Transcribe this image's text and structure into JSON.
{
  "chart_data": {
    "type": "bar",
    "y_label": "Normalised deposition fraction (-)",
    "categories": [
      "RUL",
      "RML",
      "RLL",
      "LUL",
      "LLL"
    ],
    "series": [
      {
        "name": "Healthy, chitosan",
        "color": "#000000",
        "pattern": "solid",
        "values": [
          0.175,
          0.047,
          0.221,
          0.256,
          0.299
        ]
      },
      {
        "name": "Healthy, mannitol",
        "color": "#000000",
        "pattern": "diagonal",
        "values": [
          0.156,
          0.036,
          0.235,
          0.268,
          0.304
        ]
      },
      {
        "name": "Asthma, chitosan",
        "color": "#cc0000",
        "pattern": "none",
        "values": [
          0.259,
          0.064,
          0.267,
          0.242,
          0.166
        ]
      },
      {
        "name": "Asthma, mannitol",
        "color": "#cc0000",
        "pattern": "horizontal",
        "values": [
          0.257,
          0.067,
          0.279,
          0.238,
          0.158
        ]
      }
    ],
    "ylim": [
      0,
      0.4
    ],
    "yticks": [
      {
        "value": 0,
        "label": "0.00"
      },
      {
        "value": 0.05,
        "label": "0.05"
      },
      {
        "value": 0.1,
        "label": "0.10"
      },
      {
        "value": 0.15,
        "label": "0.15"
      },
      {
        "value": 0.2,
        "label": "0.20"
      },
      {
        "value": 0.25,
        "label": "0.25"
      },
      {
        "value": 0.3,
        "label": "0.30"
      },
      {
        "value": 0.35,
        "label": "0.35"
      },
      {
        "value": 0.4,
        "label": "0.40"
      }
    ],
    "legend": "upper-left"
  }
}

TASK DIRECTIONS
Write out every line of the preceding listing that contains "chitosan".

THE RESULT
        "name": "Healthy, chitosan",
        "name": "Asthma, chitosan",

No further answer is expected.